## Begin Source extract

Interpretatio graeca (Latin, "Greek translation") or "interpretation by means of Greek [models]" is a discourse used to interpret or attempt to understand the mythology and religion of other cultures; a comparative methodology using ancient Greek religious concepts and practices, deities, and myths, equivalencies, and shared characteristics.

The phrase may describe Greek efforts to explain others' beliefs and myths, as when Herodotus describes Egyptian religion in terms of perceived Greek analogues, or when Dionysius of Halicarnassus and Plutarch document Roman cults, temples, and practices under the names of equivalent Greek deities. Interpretatio graeca may also describe non-Greeks' interpretation of their own belief systems by comparison or assimilation with Greek models, as when Romans adapt Greek myths and iconography under the names of their own gods.

Interpretatio romana is comparative discourse in reference to ancient Roman religion and myth, as in the formation of a distinctive Gallo-Roman religion. Both the Romans and the Gauls reinterpreted Gallic religious traditions in relation to Roman models, particularly Imperial cult.

Jan Assmann considers the polytheistic approach to internationalizing gods as a form of "intercultural translation":

The great achievement of polytheism is the articulation of a common semantic universe. ... The meaning of a deity is his or her specific character as it unfolded in myths, hymns, rites, and so on. This character makes a deity comparable to other deities with similar traits. The similarity of gods makes their names mutually translatable. ... The practice of translating the names of the gods created a concept of similarity and produced the idea or conviction that the gods are international.

Pliny the Elder expressed the "translatability" of deities as "different names to different peoples" (nomina alia aliis gentibus). This capacity made possible the religious syncretism of the Hellenistic era and the pre-Christian Roman Empire.

Examples

Herodotus was one of the earliest authors to engage in this form of interpretation. In his observations regarding the Egyptians, he establishes Greco-Egyptian equivalents that endured into the Hellenistic era, including Amon/Zeus, Osiris/Dionysus, and Ptah/Hephaestus. In his observations regarding the Scythians, he equates their queen of the gods, Tabiti, to Hestia, Papaios and Api to Zeus and Gaia respectively, and Argimpasa to Aphrodite Urania, whilst also claiming that the Scythians worshipped equivalents to Herakles and Ares, but which he doesn't name.

## End Source extract
## Begin Listed entries

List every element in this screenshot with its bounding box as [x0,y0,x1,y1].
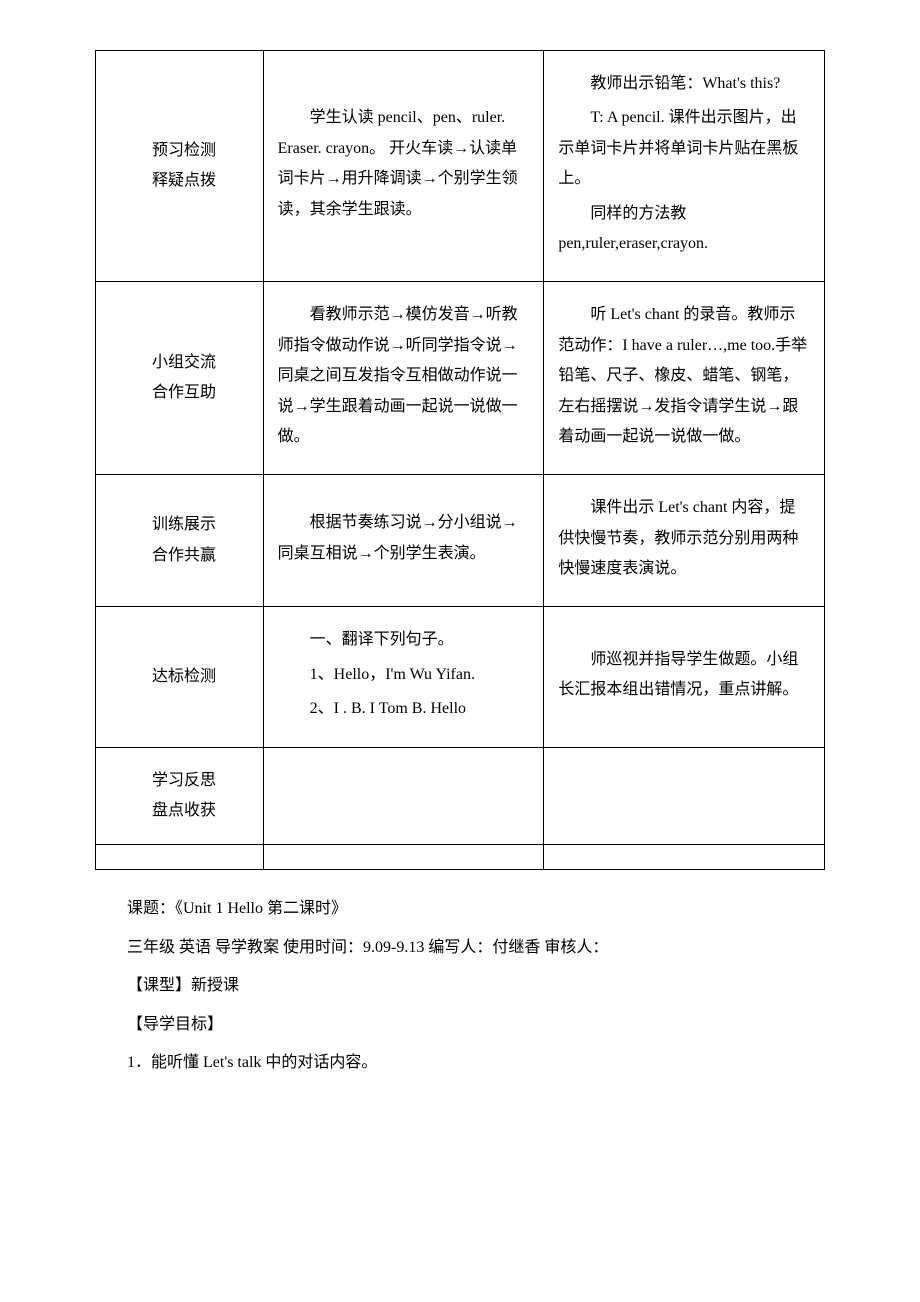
text: 课件出示 Let's chant 内容，提供快慢节奏，教师示范分别用两种快慢速度… [558,493,810,584]
label: 小组交流 [120,348,249,378]
row2-col2: 看教师示范→模仿发音→听教师指令做动作说→听同学指令说→同桌之间互发指令互相做动… [263,282,544,475]
row4-col2: 一、翻译下列句子。 1、Hello，I'm Wu Yifan. 2、I . B.… [263,607,544,747]
row5-col2 [263,747,544,845]
table-row: 学习反思 盘点收获 [96,747,825,845]
row2-col3: 听 Let's chant 的录音。教师示范动作：I have a ruler…… [544,282,825,475]
text: 听 Let's chant 的录音。教师示范动作：I have a ruler…… [558,300,810,452]
row4-col3: 师巡视并指导学生做题。小组长汇报本组出错情况，重点讲解。 [544,607,825,747]
table-row: 预习检测 释疑点拨 学生认读 pencil、pen、ruler. Eraser.… [96,51,825,282]
row5-col3 [544,747,825,845]
text: 1、Hello，I'm Wu Yifan. [278,660,530,690]
label: 训练展示 [120,510,249,540]
lesson-type: 【课型】新授课 [95,967,825,1005]
text: 一、翻译下列句子。 [278,625,530,655]
row3-col1: 训练展示 合作共赢 [96,475,264,607]
text: T: A pencil. 课件出示图片，出示单词卡片并将单词卡片贴在黑板上。 [558,103,810,194]
row5-col1: 学习反思 盘点收获 [96,747,264,845]
text: 2、I . B. I Tom B. Hello [278,694,530,724]
text: 看教师示范→模仿发音→听教师指令做动作说→听同学指令说→同桌之间互发指令互相做动… [278,300,530,452]
label: 释疑点拨 [120,166,249,196]
row1-col1: 预习检测 释疑点拨 [96,51,264,282]
lesson-meta: 三年级 英语 导学教案 使用时间：9.09-9.13 编写人：付继香 审核人： [95,929,825,967]
document-wrapper: 预习检测 释疑点拨 学生认读 pencil、pen、ruler. Eraser.… [95,50,825,1082]
table-row: 小组交流 合作互助 看教师示范→模仿发音→听教师指令做动作说→听同学指令说→同桌… [96,282,825,475]
row3-col3: 课件出示 Let's chant 内容，提供快慢节奏，教师示范分别用两种快慢速度… [544,475,825,607]
label: 预习检测 [120,136,249,166]
table-row [96,845,825,870]
table-row: 达标检测 一、翻译下列句子。 1、Hello，I'm Wu Yifan. 2、I… [96,607,825,747]
row4-col1: 达标检测 [96,607,264,747]
label: 盘点收获 [120,796,249,826]
table-row: 训练展示 合作共赢 根据节奏练习说→分小组说→同桌互相说→个别学生表演。 课件出… [96,475,825,607]
objectives-heading: 【导学目标】 [95,1006,825,1044]
label: 学习反思 [120,766,249,796]
label: 合作共赢 [120,541,249,571]
lesson-plan-table: 预习检测 释疑点拨 学生认读 pencil、pen、ruler. Eraser.… [95,50,825,870]
row3-col2: 根据节奏练习说→分小组说→同桌互相说→个别学生表演。 [263,475,544,607]
text: 同样的方法教 pen,ruler,eraser,crayon. [558,199,810,260]
objective-item: 1．能听懂 Let's talk 中的对话内容。 [95,1044,825,1082]
text: 学生认读 pencil、pen、ruler. Eraser. crayon。 开… [278,103,530,225]
label: 达标检测 [120,662,249,692]
row1-col2: 学生认读 pencil、pen、ruler. Eraser. crayon。 开… [263,51,544,282]
row6-col3 [544,845,825,870]
lesson-title: 课题：《Unit 1 Hello 第二课时》 [95,890,825,928]
text: 师巡视并指导学生做题。小组长汇报本组出错情况，重点讲解。 [558,645,810,706]
text: 教师出示铅笔：What's this? [558,69,810,99]
row6-col1 [96,845,264,870]
below-table-text: 课题：《Unit 1 Hello 第二课时》 三年级 英语 导学教案 使用时间：… [95,890,825,1082]
row1-col3: 教师出示铅笔：What's this? T: A pencil. 课件出示图片，… [544,51,825,282]
label: 合作互助 [120,378,249,408]
text: 根据节奏练习说→分小组说→同桌互相说→个别学生表演。 [278,508,530,569]
row6-col2 [263,845,544,870]
row2-col1: 小组交流 合作互助 [96,282,264,475]
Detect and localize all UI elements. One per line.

## End Listed entries

- [The request]:
Extend the passage on interpretatio graeca past its final sentence about Herodotus and the Scythians.

- [Output for this task]:
Some pairs of Greek and Roman gods, such as Zeus and Jupiter, are thought to derive from a common Indo-European archetype (Dyeus as the supreme sky god), and thus exhibit shared functions by nature. Others required more expansive theological and poetic efforts: though both Ares and Mars are war gods, Ares was a relatively minor figure in Greek religious practice and deprecated by the poets, while Mars was a father of the Roman people and a central figure of archaic Roman religion.

Some deities dating to Rome's oldest religious stratum, such as Janus and Terminus, had no Greek equivalent. Other Greek divine figures, most notably Apollo, were adopted directly into Roman culture, but underwent a distinctly Roman development, as when Augustus made Apollo one of his patron deities. In the early period, Etruscan culture played an intermediary role in transmitting Greek myth and religion to the Romans, as evidenced in the linguistic transformation of Greek Heracles to Etruscan Her[e]cle to Roman Hercules.

Interpretatio romana
The phrase interpretatio romana was first used by the Imperial-era historian Tacitus in the Germania. Tacitus reports that in a sacred grove of the Nahanarvali, "a priest adorned as a woman presides, but they commemorate gods who in Roman terms (interpretatione romana) are Castor and Pollux." Elsewhere, he identifies the principal god of the Germans as Mercury, perhaps referring to Wotan.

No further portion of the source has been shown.